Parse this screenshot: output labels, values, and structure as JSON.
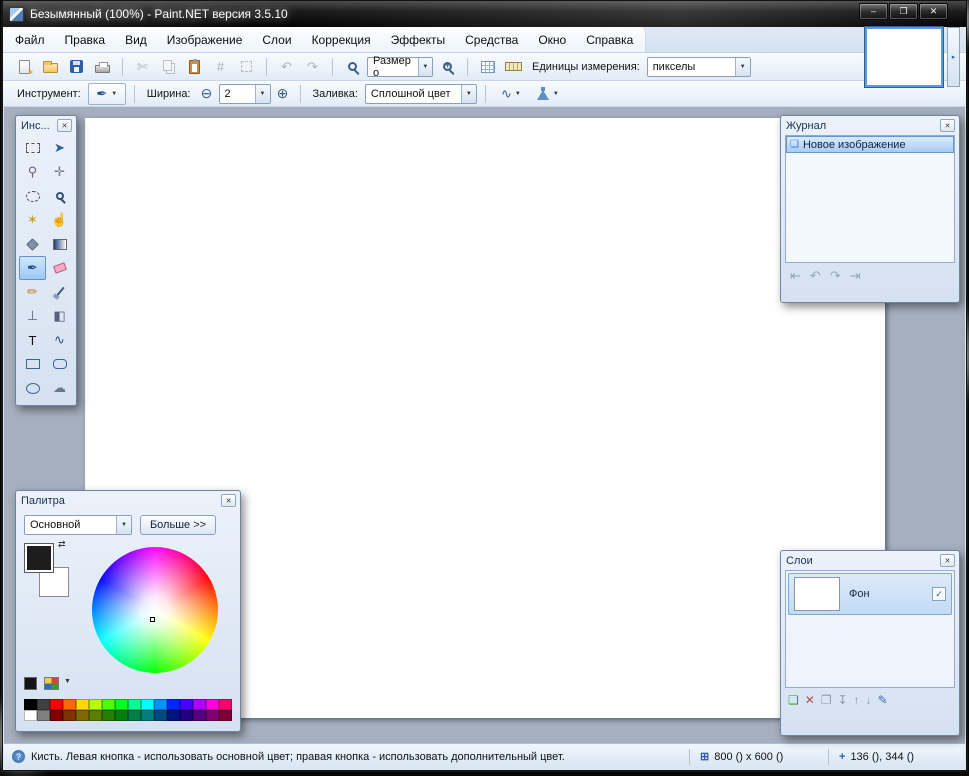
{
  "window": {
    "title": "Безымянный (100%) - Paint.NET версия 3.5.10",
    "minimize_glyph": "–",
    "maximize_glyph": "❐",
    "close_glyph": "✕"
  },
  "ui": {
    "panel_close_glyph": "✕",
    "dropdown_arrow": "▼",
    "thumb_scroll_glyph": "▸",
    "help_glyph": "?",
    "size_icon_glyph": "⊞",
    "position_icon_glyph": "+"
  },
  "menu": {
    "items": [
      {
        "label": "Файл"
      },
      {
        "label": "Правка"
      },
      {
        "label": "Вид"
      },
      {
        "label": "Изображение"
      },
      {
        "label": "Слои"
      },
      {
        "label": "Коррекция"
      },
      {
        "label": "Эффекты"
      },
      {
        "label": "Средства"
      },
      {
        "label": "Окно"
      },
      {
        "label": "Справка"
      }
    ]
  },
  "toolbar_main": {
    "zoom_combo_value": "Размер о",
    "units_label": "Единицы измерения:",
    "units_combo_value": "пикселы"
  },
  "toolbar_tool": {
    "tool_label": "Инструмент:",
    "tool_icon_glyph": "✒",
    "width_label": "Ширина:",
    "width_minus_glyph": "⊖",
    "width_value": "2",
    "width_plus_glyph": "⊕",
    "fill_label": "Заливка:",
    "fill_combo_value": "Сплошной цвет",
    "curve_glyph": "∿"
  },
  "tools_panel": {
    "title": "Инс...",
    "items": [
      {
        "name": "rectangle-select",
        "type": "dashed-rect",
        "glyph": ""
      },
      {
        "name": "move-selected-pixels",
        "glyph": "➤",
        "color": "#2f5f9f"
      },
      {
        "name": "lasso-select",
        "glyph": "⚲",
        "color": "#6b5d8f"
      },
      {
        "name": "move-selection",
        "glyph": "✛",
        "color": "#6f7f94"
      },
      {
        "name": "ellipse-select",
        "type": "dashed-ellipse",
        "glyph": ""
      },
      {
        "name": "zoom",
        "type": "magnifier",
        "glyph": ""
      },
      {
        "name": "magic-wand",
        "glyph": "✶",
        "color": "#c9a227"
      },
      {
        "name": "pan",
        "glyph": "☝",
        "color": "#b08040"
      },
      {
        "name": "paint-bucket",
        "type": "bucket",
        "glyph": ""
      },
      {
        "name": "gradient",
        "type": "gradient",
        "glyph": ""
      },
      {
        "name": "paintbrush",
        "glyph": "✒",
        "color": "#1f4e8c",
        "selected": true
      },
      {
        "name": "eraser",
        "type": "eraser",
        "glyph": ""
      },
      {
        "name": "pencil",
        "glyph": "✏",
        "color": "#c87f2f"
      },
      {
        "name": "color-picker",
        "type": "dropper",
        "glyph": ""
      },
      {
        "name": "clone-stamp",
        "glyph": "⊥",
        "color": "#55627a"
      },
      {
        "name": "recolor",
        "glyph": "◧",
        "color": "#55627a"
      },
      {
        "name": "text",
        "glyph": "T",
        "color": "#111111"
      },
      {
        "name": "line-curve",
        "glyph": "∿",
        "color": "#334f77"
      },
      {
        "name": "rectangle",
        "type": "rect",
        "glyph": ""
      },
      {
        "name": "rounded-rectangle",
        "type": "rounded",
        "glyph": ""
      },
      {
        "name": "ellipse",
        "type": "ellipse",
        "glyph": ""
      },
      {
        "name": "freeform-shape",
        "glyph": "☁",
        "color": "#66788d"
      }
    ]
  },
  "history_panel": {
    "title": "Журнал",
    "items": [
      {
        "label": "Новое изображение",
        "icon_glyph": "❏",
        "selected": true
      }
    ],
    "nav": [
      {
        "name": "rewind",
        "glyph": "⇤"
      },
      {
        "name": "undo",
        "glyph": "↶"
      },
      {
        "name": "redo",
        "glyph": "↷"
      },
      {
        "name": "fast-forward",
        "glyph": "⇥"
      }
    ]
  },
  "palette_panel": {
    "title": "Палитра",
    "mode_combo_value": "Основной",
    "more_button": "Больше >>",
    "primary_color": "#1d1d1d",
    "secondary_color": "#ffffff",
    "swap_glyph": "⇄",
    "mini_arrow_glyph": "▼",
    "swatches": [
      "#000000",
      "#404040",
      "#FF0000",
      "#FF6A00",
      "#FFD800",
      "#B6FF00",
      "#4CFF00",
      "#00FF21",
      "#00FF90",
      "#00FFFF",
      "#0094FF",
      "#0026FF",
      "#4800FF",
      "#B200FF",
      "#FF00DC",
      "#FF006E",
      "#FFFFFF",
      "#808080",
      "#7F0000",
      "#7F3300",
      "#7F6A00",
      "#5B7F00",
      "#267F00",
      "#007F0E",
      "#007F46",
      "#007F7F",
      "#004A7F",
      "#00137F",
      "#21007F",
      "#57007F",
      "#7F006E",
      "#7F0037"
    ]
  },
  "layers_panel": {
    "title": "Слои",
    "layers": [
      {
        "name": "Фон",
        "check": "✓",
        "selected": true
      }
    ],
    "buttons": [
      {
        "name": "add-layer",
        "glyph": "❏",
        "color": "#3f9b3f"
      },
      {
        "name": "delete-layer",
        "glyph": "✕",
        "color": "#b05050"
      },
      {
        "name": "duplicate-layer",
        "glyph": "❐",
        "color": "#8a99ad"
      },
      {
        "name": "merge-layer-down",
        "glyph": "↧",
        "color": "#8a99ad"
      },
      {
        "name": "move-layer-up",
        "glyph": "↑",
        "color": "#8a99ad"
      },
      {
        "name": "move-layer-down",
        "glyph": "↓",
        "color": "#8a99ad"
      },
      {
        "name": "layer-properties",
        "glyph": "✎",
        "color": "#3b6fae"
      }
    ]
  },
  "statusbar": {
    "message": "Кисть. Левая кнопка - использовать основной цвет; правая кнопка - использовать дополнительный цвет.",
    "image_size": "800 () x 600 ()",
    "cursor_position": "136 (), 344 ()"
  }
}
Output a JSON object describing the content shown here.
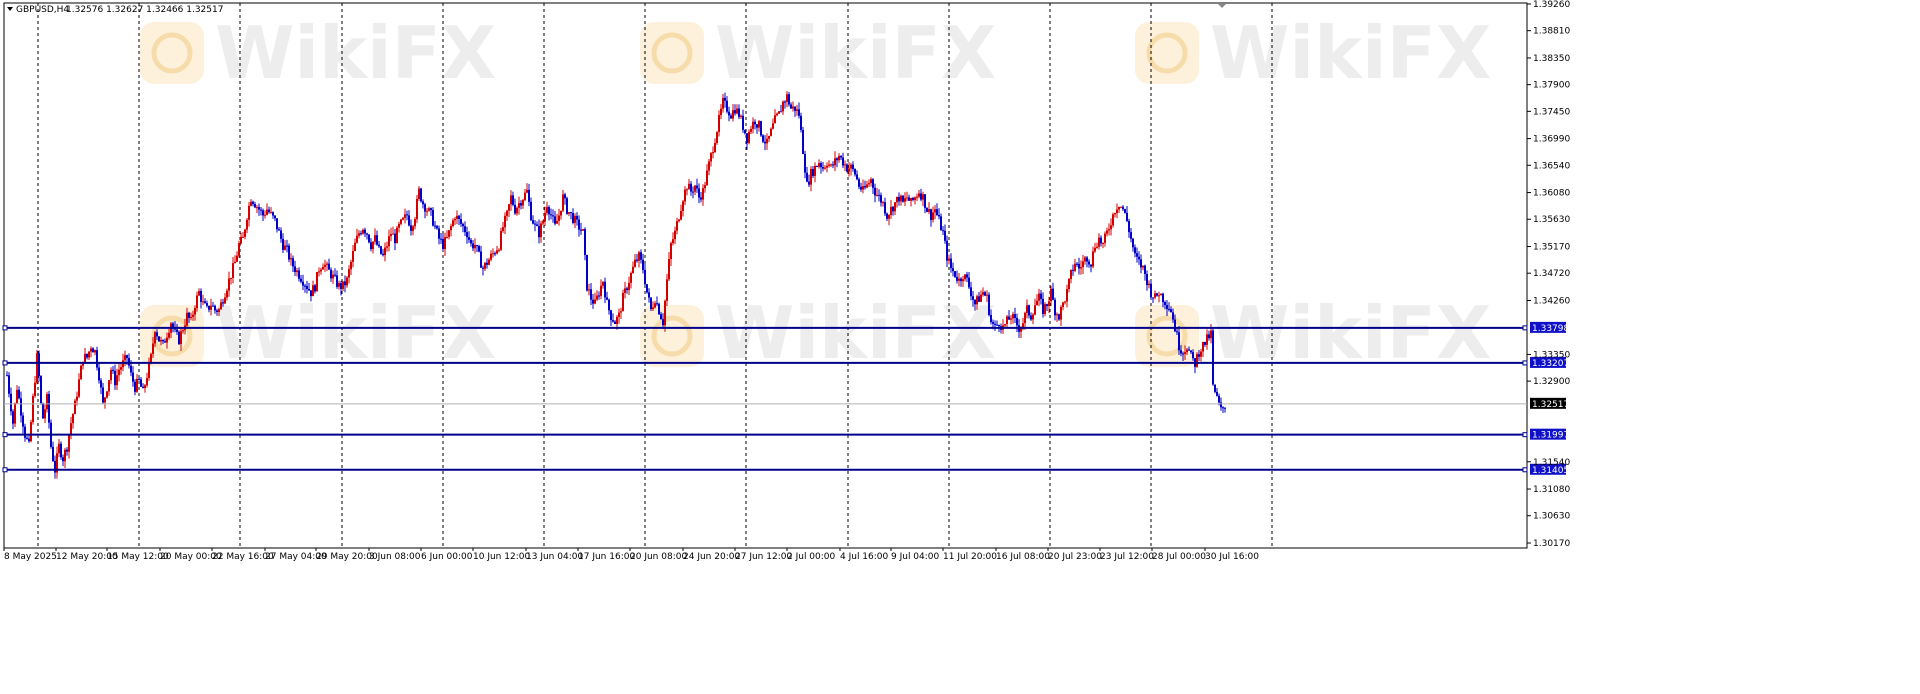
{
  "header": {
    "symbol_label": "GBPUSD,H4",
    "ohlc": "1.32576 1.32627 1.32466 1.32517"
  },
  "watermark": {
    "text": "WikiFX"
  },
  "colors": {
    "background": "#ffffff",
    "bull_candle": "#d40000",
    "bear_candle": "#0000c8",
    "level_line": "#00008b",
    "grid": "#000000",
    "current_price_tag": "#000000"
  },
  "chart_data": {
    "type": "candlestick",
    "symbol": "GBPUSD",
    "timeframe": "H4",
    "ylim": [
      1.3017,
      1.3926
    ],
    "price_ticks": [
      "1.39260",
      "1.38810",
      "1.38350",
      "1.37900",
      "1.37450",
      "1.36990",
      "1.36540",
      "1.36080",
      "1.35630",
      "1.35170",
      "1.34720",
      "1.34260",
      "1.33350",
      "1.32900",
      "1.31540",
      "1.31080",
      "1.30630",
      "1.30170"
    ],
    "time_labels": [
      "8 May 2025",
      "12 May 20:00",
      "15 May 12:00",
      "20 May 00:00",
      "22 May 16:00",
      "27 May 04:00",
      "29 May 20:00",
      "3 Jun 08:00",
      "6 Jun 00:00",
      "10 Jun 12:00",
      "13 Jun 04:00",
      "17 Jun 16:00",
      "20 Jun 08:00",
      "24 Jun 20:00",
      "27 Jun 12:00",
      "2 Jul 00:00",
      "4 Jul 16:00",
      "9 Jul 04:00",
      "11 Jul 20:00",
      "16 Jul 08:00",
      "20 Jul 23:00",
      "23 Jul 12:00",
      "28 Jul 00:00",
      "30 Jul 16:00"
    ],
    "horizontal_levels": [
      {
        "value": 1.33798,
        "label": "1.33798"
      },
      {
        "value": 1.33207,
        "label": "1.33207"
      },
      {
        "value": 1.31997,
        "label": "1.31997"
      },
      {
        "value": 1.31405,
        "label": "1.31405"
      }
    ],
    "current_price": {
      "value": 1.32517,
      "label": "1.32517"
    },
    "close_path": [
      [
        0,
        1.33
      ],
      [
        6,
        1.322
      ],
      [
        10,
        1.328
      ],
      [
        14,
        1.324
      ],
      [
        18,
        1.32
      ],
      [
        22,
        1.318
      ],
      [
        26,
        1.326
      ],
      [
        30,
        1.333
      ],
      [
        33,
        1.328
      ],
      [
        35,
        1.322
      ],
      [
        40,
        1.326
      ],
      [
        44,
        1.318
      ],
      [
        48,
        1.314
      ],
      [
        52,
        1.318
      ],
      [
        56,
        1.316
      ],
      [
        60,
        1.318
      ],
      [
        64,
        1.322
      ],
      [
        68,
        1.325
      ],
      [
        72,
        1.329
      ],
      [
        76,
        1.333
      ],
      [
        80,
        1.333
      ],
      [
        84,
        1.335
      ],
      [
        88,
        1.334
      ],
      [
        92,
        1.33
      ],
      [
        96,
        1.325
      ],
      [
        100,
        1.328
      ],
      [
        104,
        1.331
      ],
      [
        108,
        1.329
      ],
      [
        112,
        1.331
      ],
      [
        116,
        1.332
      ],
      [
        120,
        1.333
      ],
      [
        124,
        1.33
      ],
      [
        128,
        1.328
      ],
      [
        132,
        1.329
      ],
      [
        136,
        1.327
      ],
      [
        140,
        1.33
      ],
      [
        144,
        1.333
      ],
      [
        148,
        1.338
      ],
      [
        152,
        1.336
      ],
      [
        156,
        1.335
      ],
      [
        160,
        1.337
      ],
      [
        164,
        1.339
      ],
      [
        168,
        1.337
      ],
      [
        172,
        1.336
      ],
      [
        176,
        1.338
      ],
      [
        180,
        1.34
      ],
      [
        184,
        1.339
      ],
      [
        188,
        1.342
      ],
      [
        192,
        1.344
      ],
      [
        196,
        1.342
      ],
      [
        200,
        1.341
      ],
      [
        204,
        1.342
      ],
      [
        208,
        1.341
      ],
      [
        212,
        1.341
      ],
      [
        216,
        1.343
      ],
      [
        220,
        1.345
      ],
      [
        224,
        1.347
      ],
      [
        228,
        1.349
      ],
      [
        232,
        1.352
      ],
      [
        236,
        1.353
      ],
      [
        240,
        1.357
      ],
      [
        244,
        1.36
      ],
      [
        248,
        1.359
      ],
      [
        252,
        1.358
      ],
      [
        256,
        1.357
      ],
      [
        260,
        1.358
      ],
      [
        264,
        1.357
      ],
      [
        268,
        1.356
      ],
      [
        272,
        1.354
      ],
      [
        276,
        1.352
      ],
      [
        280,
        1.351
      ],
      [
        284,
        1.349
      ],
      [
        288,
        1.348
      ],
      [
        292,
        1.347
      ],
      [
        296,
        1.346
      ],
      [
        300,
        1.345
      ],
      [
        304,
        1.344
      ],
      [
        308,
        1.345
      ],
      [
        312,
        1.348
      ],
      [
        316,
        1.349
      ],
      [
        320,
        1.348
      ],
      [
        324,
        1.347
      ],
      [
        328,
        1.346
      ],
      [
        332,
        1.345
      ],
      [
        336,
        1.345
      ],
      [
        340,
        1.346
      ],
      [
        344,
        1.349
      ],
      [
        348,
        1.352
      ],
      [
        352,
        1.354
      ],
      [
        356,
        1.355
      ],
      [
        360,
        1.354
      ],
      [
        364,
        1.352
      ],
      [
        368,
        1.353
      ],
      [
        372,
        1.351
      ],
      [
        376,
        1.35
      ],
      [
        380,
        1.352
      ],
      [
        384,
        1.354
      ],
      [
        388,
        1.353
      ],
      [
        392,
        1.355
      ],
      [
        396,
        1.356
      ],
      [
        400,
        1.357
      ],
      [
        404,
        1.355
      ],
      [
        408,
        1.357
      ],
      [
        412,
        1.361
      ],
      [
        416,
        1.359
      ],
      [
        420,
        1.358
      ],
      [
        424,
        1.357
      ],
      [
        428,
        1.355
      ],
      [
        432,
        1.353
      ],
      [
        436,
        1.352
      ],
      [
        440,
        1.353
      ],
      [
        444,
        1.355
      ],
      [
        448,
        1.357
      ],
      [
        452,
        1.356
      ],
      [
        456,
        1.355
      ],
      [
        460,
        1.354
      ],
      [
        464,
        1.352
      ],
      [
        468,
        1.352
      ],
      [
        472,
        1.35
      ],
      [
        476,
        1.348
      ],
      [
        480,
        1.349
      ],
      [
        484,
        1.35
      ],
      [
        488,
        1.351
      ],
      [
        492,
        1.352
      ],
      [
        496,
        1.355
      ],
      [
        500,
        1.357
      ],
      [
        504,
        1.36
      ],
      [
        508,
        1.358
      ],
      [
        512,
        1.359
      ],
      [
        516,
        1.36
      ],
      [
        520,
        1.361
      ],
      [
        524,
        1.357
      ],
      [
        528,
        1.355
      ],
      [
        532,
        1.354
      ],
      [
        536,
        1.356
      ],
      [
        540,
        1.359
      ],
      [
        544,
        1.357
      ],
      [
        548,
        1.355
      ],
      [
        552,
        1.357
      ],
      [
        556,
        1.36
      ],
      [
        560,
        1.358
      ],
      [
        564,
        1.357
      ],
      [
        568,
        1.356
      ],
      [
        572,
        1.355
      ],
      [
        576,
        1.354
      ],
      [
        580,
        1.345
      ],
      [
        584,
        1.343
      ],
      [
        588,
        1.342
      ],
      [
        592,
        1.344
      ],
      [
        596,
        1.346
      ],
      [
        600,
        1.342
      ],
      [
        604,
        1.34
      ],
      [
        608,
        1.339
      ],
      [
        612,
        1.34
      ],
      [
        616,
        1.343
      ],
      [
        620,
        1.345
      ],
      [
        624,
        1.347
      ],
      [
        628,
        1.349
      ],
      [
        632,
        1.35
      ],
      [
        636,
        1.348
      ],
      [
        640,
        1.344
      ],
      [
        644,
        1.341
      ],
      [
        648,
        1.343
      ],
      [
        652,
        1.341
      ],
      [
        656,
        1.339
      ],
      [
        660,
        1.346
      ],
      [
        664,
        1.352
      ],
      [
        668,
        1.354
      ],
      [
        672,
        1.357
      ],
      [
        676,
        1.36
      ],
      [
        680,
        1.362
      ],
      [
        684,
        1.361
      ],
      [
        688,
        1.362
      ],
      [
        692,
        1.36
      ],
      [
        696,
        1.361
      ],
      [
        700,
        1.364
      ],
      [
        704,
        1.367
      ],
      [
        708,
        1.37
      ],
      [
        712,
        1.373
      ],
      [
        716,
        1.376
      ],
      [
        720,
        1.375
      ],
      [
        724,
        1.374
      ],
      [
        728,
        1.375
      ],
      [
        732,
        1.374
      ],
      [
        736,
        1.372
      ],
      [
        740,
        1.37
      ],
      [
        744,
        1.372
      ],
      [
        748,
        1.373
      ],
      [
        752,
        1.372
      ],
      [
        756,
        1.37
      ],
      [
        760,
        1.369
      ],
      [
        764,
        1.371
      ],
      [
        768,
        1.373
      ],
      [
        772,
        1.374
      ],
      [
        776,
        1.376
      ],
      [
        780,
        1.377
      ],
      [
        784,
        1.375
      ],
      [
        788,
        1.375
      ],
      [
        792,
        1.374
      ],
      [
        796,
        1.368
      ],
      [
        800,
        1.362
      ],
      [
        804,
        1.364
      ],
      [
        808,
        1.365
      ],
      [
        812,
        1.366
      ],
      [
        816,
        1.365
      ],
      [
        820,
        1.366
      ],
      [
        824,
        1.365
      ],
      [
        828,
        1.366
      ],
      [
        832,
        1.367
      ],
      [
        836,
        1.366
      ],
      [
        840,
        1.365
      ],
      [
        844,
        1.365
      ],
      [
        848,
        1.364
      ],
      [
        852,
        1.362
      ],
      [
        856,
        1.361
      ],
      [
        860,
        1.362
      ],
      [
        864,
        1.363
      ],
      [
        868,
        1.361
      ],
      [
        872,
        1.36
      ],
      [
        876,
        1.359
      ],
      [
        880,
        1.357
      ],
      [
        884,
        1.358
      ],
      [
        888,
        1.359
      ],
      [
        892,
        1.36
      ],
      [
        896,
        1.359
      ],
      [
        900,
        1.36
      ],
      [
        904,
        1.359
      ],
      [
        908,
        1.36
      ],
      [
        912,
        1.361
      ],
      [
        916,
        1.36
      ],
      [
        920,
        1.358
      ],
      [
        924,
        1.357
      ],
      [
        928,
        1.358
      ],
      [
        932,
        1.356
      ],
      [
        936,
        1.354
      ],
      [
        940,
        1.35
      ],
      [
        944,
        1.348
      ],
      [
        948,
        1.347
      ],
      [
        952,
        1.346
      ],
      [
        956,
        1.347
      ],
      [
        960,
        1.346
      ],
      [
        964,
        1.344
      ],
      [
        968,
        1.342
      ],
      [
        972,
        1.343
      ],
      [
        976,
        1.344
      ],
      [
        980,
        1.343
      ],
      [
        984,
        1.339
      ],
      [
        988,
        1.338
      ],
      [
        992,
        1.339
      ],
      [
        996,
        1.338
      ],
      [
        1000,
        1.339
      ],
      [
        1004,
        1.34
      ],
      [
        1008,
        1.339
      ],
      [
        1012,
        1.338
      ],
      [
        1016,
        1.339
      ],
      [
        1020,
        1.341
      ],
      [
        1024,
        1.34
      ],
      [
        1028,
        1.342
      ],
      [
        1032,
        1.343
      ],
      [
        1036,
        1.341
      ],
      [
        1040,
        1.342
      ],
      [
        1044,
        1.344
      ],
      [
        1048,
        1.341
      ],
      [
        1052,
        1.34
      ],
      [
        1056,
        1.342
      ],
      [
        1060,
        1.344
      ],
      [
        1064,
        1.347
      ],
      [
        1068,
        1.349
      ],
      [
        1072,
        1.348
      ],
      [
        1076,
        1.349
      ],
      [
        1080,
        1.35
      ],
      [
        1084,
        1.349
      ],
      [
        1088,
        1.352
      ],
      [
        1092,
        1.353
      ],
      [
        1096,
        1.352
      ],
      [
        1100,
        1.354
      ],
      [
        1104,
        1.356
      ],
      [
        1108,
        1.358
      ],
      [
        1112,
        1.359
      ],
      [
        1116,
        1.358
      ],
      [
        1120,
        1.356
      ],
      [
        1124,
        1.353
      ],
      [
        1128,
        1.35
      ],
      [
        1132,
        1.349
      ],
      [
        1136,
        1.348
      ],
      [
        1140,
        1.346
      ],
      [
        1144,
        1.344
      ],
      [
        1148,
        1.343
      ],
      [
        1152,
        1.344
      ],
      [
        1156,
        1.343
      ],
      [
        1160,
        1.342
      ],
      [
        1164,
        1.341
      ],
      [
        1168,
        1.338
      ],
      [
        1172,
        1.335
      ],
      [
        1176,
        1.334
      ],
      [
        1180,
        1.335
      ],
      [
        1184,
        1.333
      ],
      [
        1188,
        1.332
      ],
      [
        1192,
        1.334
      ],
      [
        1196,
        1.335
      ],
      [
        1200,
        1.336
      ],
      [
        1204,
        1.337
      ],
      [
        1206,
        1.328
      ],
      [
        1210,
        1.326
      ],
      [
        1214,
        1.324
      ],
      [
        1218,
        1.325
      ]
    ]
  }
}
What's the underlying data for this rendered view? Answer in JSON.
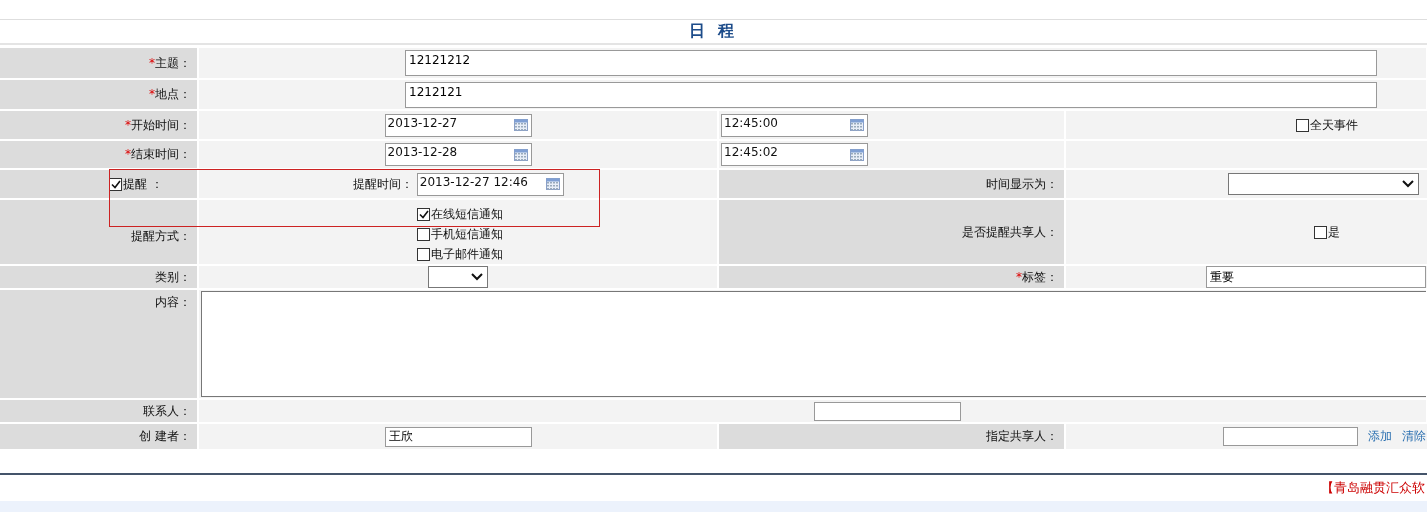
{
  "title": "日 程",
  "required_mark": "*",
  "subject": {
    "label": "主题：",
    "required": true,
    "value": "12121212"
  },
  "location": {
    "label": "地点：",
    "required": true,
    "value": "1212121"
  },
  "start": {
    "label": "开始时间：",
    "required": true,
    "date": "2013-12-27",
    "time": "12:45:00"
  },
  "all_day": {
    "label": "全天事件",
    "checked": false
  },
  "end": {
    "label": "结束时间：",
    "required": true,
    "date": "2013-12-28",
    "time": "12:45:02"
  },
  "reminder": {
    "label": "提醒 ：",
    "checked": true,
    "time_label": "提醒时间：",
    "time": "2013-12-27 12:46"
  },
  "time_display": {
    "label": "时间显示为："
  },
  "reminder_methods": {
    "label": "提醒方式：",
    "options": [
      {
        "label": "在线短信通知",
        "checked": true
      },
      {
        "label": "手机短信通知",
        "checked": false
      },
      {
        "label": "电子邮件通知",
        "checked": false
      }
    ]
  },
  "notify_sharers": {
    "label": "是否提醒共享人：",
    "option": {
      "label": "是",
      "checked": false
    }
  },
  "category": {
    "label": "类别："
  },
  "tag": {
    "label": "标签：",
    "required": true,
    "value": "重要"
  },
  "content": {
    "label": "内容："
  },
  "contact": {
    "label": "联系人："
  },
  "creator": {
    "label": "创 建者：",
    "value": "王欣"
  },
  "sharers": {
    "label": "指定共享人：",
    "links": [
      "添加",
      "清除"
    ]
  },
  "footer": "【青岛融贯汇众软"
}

---*---

In the listing above, find the lines holding the word "цвет" and copy them.

* REPLY TO THE EXERCISE
    "fill_combo_value": "Сплошной цвет",
    "message": "Кисть. Левая кнопка - использовать основной цвет; правая кнопка - использовать дополнительный цвет.",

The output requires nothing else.